_Given exercise:_ Report how many lines hold the string "search". Give the number and nothing else.

* begin Exercise materials *

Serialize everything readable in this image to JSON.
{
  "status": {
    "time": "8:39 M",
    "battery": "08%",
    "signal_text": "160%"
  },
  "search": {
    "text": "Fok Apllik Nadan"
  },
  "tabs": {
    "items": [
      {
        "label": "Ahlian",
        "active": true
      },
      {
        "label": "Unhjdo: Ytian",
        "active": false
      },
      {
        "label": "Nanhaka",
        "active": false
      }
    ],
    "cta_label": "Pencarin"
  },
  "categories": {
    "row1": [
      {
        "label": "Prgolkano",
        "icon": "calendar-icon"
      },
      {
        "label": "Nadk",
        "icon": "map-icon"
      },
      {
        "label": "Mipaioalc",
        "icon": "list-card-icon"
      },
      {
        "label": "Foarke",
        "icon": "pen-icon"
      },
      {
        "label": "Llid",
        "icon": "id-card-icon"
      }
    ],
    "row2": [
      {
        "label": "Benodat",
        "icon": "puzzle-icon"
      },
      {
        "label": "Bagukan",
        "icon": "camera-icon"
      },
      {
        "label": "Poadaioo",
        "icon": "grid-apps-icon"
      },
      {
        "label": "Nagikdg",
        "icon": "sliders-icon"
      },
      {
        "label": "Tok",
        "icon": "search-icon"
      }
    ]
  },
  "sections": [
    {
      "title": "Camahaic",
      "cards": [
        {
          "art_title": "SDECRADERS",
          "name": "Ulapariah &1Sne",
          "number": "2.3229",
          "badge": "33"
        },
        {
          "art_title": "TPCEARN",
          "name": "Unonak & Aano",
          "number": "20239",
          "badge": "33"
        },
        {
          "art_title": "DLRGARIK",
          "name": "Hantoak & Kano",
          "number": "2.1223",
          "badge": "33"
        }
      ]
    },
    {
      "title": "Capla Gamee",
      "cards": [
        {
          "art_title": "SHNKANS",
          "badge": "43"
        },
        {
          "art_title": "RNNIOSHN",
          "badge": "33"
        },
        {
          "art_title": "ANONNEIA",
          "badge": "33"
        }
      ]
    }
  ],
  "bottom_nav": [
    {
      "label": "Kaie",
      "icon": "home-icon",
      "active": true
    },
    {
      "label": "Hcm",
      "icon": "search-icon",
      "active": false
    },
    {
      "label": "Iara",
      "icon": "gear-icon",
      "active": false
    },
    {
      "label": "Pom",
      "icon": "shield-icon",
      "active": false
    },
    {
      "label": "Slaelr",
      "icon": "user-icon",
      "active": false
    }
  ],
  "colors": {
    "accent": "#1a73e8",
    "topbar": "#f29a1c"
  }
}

* end Exercise materials *

_Correct answer:_ 3